### Data entries
───

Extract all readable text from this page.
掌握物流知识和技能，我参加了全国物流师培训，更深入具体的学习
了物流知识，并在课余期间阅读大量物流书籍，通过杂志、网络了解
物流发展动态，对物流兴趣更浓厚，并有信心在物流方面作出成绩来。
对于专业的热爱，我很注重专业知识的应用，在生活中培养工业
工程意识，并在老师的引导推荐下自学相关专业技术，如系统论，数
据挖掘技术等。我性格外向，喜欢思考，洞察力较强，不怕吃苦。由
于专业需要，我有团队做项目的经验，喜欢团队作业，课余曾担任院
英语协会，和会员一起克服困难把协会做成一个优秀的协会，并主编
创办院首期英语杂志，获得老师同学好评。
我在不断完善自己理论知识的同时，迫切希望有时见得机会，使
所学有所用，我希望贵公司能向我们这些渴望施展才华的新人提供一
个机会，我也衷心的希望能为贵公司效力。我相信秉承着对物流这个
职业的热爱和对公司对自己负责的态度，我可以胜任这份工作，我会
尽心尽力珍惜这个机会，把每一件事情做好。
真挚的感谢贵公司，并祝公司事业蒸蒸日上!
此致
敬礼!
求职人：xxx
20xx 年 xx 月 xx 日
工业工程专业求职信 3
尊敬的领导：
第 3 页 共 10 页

───

### WHAT IS BEING ASKED
Retype the listing. Match it exactly.

### EXERCISE RESULT
Extract all readable text from this page.
掌握物流知识和技能，我参加了全国物流师培训，更深入具体的学习
了物流知识，并在课余期间阅读大量物流书籍，通过杂志、网络了解
物流发展动态，对物流兴趣更浓厚，并有信心在物流方面作出成绩来。
对于专业的热爱，我很注重专业知识的应用，在生活中培养工业
工程意识，并在老师的引导推荐下自学相关专业技术，如系统论，数
据挖掘技术等。我性格外向，喜欢思考，洞察力较强，不怕吃苦。由
于专业需要，我有团队做项目的经验，喜欢团队作业，课余曾担任院
英语协会，和会员一起克服困难把协会做成一个优秀的协会，并主编
创办院首期英语杂志，获得老师同学好评。
我在不断完善自己理论知识的同时，迫切希望有时见得机会，使
所学有所用，我希望贵公司能向我们这些渴望施展才华的新人提供一
个机会，我也衷心的希望能为贵公司效力。我相信秉承着对物流这个
职业的热爱和对公司对自己负责的态度，我可以胜任这份工作，我会
尽心尽力珍惜这个机会，把每一件事情做好。
真挚的感谢贵公司，并祝公司事业蒸蒸日上!
此致
敬礼!
求职人：xxx
20xx 年 xx 月 xx 日
工业工程专业求职信 3
尊敬的领导：
第 3 页 共 10 页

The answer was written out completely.